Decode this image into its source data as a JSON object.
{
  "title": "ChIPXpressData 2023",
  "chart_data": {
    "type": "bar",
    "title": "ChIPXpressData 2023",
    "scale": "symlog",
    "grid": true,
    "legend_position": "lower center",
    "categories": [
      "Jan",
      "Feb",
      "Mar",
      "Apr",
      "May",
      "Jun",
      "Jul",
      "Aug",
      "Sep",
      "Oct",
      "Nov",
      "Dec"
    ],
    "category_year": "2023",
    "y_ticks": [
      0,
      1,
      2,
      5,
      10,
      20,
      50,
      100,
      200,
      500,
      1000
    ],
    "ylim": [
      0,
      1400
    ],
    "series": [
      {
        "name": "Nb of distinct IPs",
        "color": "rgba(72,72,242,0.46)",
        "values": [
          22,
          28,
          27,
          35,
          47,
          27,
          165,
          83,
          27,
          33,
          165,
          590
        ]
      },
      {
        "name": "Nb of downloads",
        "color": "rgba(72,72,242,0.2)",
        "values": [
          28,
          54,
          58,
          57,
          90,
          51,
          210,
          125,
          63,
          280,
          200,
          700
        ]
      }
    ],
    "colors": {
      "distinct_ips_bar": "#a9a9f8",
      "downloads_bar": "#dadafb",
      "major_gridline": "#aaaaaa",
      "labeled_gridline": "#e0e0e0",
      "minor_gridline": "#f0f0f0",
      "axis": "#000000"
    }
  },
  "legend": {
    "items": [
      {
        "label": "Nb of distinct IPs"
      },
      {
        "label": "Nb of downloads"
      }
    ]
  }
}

· · · ·

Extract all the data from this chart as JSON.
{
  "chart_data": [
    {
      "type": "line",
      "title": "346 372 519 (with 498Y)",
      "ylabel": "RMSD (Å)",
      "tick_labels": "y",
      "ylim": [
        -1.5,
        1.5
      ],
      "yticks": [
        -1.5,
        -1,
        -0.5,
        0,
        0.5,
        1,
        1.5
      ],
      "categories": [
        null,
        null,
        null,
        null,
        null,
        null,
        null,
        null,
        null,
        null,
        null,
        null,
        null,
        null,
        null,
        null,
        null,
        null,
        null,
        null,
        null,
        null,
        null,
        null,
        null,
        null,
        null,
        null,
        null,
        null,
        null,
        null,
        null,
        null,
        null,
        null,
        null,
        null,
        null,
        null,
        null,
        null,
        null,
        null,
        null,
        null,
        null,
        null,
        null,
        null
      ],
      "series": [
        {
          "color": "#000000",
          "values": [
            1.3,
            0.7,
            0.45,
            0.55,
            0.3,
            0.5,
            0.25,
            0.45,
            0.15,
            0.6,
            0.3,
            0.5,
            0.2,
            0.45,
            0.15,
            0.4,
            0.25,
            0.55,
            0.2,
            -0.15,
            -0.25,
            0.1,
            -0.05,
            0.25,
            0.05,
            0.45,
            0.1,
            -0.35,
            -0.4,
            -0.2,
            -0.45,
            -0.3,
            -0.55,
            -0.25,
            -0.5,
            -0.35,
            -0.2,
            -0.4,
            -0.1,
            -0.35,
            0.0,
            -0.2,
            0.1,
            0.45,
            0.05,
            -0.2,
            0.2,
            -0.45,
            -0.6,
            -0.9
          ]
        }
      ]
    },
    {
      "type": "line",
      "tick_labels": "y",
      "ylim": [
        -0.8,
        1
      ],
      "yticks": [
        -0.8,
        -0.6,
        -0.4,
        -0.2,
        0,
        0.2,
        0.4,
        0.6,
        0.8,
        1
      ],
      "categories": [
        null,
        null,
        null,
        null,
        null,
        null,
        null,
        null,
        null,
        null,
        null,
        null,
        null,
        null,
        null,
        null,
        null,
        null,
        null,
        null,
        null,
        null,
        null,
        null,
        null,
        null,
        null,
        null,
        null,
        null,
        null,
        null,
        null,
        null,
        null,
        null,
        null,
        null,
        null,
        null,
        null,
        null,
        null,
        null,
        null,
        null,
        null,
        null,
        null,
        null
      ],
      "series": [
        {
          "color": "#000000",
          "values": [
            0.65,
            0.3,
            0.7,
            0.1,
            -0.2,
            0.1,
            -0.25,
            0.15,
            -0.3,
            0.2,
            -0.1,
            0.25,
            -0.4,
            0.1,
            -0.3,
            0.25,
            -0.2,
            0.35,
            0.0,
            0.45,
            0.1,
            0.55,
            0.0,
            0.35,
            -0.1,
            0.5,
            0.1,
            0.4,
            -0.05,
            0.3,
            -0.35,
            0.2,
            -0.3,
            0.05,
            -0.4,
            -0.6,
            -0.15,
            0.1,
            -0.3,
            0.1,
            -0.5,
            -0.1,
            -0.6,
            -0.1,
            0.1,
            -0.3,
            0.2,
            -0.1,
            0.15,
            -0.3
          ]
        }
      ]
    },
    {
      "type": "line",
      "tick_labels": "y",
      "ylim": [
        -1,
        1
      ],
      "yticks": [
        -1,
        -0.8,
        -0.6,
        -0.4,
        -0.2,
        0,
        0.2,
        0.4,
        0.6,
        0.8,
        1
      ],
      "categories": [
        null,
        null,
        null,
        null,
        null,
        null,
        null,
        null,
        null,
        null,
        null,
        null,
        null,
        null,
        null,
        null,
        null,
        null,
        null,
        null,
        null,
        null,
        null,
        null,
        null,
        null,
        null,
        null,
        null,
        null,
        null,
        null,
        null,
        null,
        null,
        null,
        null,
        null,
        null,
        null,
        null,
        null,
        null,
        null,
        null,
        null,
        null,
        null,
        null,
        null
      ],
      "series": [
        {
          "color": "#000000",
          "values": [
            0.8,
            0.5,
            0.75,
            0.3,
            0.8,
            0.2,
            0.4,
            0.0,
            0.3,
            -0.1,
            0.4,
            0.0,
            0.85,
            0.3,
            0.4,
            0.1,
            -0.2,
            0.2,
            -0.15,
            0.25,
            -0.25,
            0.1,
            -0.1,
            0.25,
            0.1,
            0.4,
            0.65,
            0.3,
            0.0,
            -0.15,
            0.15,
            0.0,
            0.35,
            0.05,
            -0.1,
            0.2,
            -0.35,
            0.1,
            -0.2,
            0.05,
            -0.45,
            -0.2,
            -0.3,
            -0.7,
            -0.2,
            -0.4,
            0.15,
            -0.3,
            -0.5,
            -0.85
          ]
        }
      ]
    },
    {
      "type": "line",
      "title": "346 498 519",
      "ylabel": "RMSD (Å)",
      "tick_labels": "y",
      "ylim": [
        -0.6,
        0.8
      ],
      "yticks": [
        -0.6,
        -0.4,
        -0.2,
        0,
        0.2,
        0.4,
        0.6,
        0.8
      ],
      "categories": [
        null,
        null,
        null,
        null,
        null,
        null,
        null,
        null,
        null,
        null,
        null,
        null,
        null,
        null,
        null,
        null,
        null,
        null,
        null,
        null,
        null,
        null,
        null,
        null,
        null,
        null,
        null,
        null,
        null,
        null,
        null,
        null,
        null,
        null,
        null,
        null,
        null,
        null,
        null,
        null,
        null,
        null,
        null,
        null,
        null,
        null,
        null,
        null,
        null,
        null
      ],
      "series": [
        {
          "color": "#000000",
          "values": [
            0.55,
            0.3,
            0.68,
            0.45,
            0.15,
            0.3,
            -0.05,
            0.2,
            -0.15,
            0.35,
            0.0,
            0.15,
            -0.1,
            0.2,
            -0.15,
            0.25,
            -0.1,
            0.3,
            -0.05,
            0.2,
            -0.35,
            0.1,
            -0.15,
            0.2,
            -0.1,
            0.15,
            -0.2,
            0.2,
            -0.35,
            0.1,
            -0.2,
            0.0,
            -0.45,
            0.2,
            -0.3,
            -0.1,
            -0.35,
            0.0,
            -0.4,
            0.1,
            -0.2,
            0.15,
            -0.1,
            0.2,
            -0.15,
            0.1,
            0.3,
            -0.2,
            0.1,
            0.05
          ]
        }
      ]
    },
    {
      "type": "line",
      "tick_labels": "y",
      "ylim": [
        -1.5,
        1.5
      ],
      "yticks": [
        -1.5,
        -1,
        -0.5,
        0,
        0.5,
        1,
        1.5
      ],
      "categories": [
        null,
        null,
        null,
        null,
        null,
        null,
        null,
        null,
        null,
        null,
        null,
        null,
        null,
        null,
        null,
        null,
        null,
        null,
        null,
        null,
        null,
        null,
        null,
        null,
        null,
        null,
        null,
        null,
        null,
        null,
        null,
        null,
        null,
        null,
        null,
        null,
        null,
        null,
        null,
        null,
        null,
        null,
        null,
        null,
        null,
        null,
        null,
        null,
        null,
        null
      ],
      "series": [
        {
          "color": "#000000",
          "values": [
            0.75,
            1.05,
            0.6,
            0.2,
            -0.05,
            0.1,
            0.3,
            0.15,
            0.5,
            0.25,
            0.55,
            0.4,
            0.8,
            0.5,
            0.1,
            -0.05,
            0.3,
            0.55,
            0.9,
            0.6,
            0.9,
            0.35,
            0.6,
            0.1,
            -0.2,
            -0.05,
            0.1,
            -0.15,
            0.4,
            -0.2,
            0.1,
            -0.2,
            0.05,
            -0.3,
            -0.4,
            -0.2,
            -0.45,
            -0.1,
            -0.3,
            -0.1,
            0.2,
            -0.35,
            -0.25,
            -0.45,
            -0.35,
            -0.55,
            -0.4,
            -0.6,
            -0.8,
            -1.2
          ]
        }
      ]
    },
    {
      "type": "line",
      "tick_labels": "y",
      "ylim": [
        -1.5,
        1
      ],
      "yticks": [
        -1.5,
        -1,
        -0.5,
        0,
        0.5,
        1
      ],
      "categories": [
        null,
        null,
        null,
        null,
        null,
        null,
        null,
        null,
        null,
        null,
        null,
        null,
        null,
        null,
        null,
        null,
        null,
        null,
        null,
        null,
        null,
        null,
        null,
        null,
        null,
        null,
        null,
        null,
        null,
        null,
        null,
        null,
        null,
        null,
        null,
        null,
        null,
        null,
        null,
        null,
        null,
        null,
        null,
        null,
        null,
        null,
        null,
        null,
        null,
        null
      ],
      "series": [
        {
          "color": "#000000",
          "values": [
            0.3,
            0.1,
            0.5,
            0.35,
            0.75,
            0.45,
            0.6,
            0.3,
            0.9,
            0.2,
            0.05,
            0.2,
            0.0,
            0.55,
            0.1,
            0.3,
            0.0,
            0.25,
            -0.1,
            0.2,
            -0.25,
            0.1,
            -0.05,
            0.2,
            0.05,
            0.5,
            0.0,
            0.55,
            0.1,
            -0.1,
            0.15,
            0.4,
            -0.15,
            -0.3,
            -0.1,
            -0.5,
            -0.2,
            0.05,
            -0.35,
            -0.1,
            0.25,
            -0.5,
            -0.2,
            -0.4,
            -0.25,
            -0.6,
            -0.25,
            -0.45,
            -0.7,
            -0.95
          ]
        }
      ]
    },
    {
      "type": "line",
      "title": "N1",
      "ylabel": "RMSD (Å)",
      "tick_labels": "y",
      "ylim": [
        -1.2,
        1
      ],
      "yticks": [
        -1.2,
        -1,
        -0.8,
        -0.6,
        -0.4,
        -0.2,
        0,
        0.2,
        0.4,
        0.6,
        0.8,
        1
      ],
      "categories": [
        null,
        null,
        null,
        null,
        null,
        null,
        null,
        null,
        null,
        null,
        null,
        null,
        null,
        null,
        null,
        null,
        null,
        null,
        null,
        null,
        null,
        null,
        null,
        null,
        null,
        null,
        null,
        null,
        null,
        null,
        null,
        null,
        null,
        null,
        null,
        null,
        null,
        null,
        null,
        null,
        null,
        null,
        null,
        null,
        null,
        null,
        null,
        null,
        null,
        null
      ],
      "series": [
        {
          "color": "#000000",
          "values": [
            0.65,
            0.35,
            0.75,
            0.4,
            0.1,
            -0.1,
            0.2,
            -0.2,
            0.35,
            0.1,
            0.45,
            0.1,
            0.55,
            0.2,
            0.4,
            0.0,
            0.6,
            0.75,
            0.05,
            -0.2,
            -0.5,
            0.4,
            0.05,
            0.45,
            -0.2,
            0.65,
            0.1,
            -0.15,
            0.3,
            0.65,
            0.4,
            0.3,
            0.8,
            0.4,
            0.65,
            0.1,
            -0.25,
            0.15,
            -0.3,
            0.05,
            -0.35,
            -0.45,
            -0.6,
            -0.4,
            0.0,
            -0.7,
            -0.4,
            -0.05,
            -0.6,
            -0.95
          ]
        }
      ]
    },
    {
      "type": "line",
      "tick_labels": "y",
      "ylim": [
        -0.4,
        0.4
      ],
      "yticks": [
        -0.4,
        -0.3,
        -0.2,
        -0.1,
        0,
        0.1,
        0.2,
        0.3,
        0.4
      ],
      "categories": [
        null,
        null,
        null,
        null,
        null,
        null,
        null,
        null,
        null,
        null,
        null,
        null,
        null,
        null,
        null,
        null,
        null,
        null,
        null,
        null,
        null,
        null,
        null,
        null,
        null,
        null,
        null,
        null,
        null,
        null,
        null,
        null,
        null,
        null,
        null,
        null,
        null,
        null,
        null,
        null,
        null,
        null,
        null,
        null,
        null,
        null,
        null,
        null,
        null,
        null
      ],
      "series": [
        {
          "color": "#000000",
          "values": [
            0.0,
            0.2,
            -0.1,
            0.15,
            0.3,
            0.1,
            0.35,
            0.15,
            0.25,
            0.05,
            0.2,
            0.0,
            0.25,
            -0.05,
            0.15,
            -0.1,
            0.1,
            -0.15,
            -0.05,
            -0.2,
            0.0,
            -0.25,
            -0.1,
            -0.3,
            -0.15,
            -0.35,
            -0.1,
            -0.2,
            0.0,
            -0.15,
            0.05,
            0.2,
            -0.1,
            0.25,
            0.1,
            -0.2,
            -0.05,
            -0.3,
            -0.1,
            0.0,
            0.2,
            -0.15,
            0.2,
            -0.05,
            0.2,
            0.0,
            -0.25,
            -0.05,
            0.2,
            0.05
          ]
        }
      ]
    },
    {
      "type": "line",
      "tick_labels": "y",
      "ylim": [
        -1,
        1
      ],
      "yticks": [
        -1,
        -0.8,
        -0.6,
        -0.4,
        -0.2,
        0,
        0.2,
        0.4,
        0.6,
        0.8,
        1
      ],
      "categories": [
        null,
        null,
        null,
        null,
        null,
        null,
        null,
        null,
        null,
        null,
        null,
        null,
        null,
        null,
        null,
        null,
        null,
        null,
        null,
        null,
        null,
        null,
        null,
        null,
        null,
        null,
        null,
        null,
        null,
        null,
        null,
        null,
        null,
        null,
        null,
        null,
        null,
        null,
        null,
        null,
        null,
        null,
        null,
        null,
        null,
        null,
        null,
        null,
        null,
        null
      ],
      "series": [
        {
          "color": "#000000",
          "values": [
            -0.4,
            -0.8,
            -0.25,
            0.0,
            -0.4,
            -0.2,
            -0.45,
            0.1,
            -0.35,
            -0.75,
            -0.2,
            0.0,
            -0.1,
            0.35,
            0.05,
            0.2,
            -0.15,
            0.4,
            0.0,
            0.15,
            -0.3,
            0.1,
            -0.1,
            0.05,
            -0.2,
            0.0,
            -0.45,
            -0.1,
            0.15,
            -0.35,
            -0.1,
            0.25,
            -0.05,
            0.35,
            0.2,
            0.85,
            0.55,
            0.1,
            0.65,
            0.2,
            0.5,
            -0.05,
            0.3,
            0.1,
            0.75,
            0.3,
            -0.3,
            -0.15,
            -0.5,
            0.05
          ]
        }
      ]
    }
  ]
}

· · · ·

** Goal **
Copy the lines from the entries above in which the word "this" appears.

** Output below **
Decode this image into its source data as a JSON object.
Extract all the data from this chart as JSON.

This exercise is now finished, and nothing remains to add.